YOUR TASK = Below is a set of records; print all of them exactly as written.

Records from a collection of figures
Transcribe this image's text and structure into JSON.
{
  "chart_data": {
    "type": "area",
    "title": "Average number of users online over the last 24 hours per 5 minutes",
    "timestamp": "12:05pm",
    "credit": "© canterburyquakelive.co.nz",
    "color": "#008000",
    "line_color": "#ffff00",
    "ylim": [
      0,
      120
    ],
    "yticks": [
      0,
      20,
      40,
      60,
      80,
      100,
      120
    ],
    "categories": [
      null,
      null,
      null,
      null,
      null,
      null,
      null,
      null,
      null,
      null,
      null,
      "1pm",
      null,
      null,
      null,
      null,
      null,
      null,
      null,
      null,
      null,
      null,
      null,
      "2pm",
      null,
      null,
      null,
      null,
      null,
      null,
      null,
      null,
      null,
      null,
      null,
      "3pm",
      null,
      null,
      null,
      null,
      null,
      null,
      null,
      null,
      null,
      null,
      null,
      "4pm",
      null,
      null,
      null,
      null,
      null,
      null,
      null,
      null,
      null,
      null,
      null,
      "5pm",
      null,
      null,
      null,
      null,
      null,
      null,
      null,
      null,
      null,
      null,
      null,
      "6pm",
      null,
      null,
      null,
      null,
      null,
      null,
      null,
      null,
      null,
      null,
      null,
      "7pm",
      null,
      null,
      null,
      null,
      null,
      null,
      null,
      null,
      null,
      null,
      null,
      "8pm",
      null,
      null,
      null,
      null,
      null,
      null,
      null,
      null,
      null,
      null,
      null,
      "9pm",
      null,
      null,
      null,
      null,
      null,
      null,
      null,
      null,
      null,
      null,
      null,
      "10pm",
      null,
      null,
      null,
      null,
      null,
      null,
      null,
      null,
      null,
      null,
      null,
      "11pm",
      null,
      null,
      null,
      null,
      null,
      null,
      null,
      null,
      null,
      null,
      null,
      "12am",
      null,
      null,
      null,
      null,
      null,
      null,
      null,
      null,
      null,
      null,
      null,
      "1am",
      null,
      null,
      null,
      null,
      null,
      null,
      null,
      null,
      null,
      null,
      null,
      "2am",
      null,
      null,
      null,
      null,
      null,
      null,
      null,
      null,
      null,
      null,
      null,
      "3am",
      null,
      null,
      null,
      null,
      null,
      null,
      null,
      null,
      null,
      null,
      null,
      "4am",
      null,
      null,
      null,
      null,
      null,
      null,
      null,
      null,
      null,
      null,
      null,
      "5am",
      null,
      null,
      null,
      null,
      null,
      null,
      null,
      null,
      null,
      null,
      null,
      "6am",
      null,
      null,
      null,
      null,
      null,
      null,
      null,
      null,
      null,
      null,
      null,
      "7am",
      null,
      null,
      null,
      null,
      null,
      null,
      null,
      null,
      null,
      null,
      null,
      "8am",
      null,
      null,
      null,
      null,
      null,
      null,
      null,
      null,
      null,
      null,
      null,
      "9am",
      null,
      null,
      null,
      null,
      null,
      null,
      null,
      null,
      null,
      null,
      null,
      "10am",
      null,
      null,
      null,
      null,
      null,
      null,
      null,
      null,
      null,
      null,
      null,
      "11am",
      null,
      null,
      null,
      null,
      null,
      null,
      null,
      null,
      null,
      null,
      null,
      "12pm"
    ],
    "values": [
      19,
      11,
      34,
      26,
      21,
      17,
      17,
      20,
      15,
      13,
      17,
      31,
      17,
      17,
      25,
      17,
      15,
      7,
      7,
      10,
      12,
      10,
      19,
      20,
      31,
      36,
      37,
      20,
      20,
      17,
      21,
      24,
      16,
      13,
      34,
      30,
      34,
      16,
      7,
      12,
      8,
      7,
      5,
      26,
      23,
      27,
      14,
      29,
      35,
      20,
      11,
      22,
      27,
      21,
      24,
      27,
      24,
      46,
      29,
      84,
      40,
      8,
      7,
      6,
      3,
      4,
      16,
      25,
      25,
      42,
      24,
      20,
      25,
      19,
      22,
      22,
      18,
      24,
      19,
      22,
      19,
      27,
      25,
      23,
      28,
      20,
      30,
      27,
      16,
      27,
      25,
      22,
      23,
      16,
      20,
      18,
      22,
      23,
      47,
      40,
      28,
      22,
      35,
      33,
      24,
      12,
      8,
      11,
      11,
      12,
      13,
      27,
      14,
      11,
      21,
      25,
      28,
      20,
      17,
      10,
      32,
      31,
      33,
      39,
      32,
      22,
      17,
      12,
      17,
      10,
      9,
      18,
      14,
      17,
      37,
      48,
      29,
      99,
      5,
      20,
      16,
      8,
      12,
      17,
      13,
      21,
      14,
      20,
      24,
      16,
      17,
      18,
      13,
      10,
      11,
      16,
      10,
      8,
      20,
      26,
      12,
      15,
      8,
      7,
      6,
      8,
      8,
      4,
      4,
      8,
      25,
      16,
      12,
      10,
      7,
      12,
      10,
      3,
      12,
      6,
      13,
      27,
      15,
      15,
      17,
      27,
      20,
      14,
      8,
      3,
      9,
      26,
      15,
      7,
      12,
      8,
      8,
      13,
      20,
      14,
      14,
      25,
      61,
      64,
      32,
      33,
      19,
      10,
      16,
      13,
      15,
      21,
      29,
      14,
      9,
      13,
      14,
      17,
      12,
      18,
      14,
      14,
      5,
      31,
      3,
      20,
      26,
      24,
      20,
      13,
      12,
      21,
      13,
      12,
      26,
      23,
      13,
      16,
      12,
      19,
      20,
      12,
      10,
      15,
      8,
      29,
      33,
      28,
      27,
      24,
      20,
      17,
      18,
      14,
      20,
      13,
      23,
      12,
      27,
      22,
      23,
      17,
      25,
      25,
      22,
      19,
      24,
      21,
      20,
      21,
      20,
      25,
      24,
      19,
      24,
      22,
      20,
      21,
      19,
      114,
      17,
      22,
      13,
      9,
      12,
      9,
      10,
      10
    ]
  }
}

SOLUTION FOR THIS TASK =
Transcribe this image's text and structure into JSON.
{
  "chart_data": {
    "type": "area",
    "title": "Average number of users online over the last 24 hours per 5 minutes",
    "timestamp": "12:05pm",
    "credit": "© canterburyquakelive.co.nz",
    "color": "#008000",
    "line_color": "#ffff00",
    "ylim": [
      0,
      120
    ],
    "yticks": [
      0,
      20,
      40,
      60,
      80,
      100,
      120
    ],
    "categories": [
      null,
      null,
      null,
      null,
      null,
      null,
      null,
      null,
      null,
      null,
      null,
      "1pm",
      null,
      null,
      null,
      null,
      null,
      null,
      null,
      null,
      null,
      null,
      null,
      "2pm",
      null,
      null,
      null,
      null,
      null,
      null,
      null,
      null,
      null,
      null,
      null,
      "3pm",
      null,
      null,
      null,
      null,
      null,
      null,
      null,
      null,
      null,
      null,
      null,
      "4pm",
      null,
      null,
      null,
      null,
      null,
      null,
      null,
      null,
      null,
      null,
      null,
      "5pm",
      null,
      null,
      null,
      null,
      null,
      null,
      null,
      null,
      null,
      null,
      null,
      "6pm",
      null,
      null,
      null,
      null,
      null,
      null,
      null,
      null,
      null,
      null,
      null,
      "7pm",
      null,
      null,
      null,
      null,
      null,
      null,
      null,
      null,
      null,
      null,
      null,
      "8pm",
      null,
      null,
      null,
      null,
      null,
      null,
      null,
      null,
      null,
      null,
      null,
      "9pm",
      null,
      null,
      null,
      null,
      null,
      null,
      null,
      null,
      null,
      null,
      null,
      "10pm",
      null,
      null,
      null,
      null,
      null,
      null,
      null,
      null,
      null,
      null,
      null,
      "11pm",
      null,
      null,
      null,
      null,
      null,
      null,
      null,
      null,
      null,
      null,
      null,
      "12am",
      null,
      null,
      null,
      null,
      null,
      null,
      null,
      null,
      null,
      null,
      null,
      "1am",
      null,
      null,
      null,
      null,
      null,
      null,
      null,
      null,
      null,
      null,
      null,
      "2am",
      null,
      null,
      null,
      null,
      null,
      null,
      null,
      null,
      null,
      null,
      null,
      "3am",
      null,
      null,
      null,
      null,
      null,
      null,
      null,
      null,
      null,
      null,
      null,
      "4am",
      null,
      null,
      null,
      null,
      null,
      null,
      null,
      null,
      null,
      null,
      null,
      "5am",
      null,
      null,
      null,
      null,
      null,
      null,
      null,
      null,
      null,
      null,
      null,
      "6am",
      null,
      null,
      null,
      null,
      null,
      null,
      null,
      null,
      null,
      null,
      null,
      "7am",
      null,
      null,
      null,
      null,
      null,
      null,
      null,
      null,
      null,
      null,
      null,
      "8am",
      null,
      null,
      null,
      null,
      null,
      null,
      null,
      null,
      null,
      null,
      null,
      "9am",
      null,
      null,
      null,
      null,
      null,
      null,
      null,
      null,
      null,
      null,
      null,
      "10am",
      null,
      null,
      null,
      null,
      null,
      null,
      null,
      null,
      null,
      null,
      null,
      "11am",
      null,
      null,
      null,
      null,
      null,
      null,
      null,
      null,
      null,
      null,
      null,
      "12pm"
    ],
    "values": [
      19,
      11,
      34,
      26,
      21,
      17,
      17,
      20,
      15,
      13,
      17,
      31,
      17,
      17,
      25,
      17,
      15,
      7,
      7,
      10,
      12,
      10,
      19,
      20,
      31,
      36,
      37,
      20,
      20,
      17,
      21,
      24,
      16,
      13,
      34,
      30,
      34,
      16,
      7,
      12,
      8,
      7,
      5,
      26,
      23,
      27,
      14,
      29,
      35,
      20,
      11,
      22,
      27,
      21,
      24,
      27,
      24,
      46,
      29,
      84,
      40,
      8,
      7,
      6,
      3,
      4,
      16,
      25,
      25,
      42,
      24,
      20,
      25,
      19,
      22,
      22,
      18,
      24,
      19,
      22,
      19,
      27,
      25,
      23,
      28,
      20,
      30,
      27,
      16,
      27,
      25,
      22,
      23,
      16,
      20,
      18,
      22,
      23,
      47,
      40,
      28,
      22,
      35,
      33,
      24,
      12,
      8,
      11,
      11,
      12,
      13,
      27,
      14,
      11,
      21,
      25,
      28,
      20,
      17,
      10,
      32,
      31,
      33,
      39,
      32,
      22,
      17,
      12,
      17,
      10,
      9,
      18,
      14,
      17,
      37,
      48,
      29,
      99,
      5,
      20,
      16,
      8,
      12,
      17,
      13,
      21,
      14,
      20,
      24,
      16,
      17,
      18,
      13,
      10,
      11,
      16,
      10,
      8,
      20,
      26,
      12,
      15,
      8,
      7,
      6,
      8,
      8,
      4,
      4,
      8,
      25,
      16,
      12,
      10,
      7,
      12,
      10,
      3,
      12,
      6,
      13,
      27,
      15,
      15,
      17,
      27,
      20,
      14,
      8,
      3,
      9,
      26,
      15,
      7,
      12,
      8,
      8,
      13,
      20,
      14,
      14,
      25,
      61,
      64,
      32,
      33,
      19,
      10,
      16,
      13,
      15,
      21,
      29,
      14,
      9,
      13,
      14,
      17,
      12,
      18,
      14,
      14,
      5,
      31,
      3,
      20,
      26,
      24,
      20,
      13,
      12,
      21,
      13,
      12,
      26,
      23,
      13,
      16,
      12,
      19,
      20,
      12,
      10,
      15,
      8,
      29,
      33,
      28,
      27,
      24,
      20,
      17,
      18,
      14,
      20,
      13,
      23,
      12,
      27,
      22,
      23,
      17,
      25,
      25,
      22,
      19,
      24,
      21,
      20,
      21,
      20,
      25,
      24,
      19,
      24,
      22,
      20,
      21,
      19,
      114,
      17,
      22,
      13,
      9,
      12,
      9,
      10,
      10
    ]
  }
}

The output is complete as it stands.